# What this task involves
Only a number is required: how many lines of the material contain the word "document"?

# Record set

--------------------------------

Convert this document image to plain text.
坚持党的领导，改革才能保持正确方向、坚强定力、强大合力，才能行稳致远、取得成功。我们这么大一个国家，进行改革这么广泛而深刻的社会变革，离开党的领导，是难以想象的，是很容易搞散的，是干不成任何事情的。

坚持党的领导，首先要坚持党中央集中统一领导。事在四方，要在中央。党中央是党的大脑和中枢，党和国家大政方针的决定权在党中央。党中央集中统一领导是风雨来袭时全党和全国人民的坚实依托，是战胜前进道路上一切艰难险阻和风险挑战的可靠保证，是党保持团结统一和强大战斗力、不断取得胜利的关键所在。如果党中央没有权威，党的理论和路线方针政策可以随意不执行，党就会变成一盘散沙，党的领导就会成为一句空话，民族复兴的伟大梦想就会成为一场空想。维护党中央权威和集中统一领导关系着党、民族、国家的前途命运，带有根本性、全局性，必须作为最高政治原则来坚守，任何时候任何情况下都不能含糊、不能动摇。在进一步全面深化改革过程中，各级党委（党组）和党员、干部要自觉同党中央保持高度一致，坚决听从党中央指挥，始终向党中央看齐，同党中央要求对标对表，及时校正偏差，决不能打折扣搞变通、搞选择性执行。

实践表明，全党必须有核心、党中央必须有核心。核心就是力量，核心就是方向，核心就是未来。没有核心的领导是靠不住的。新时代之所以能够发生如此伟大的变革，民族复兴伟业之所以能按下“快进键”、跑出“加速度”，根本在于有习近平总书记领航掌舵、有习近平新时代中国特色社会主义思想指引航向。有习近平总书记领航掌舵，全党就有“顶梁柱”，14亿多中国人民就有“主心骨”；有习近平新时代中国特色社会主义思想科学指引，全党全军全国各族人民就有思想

--------------------------------

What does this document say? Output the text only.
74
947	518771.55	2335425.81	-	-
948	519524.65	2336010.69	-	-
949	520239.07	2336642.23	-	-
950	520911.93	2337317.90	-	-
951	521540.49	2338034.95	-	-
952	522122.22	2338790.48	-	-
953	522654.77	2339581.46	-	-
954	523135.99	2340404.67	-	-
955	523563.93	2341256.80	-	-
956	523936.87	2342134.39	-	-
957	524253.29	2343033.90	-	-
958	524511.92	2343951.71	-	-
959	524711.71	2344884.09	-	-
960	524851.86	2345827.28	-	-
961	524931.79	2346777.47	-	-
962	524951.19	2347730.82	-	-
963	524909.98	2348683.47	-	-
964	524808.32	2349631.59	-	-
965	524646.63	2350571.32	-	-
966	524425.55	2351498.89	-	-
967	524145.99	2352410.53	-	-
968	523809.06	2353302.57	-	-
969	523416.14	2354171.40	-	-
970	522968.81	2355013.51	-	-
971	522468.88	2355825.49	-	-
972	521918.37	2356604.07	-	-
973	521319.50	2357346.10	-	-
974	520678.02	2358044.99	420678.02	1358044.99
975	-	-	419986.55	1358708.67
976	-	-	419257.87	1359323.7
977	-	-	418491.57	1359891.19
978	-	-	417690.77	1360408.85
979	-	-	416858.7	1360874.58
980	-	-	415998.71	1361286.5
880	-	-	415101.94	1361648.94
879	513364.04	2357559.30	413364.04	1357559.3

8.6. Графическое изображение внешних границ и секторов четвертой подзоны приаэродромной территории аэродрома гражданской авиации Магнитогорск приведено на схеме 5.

--------------------------------

# Solution to the problem
2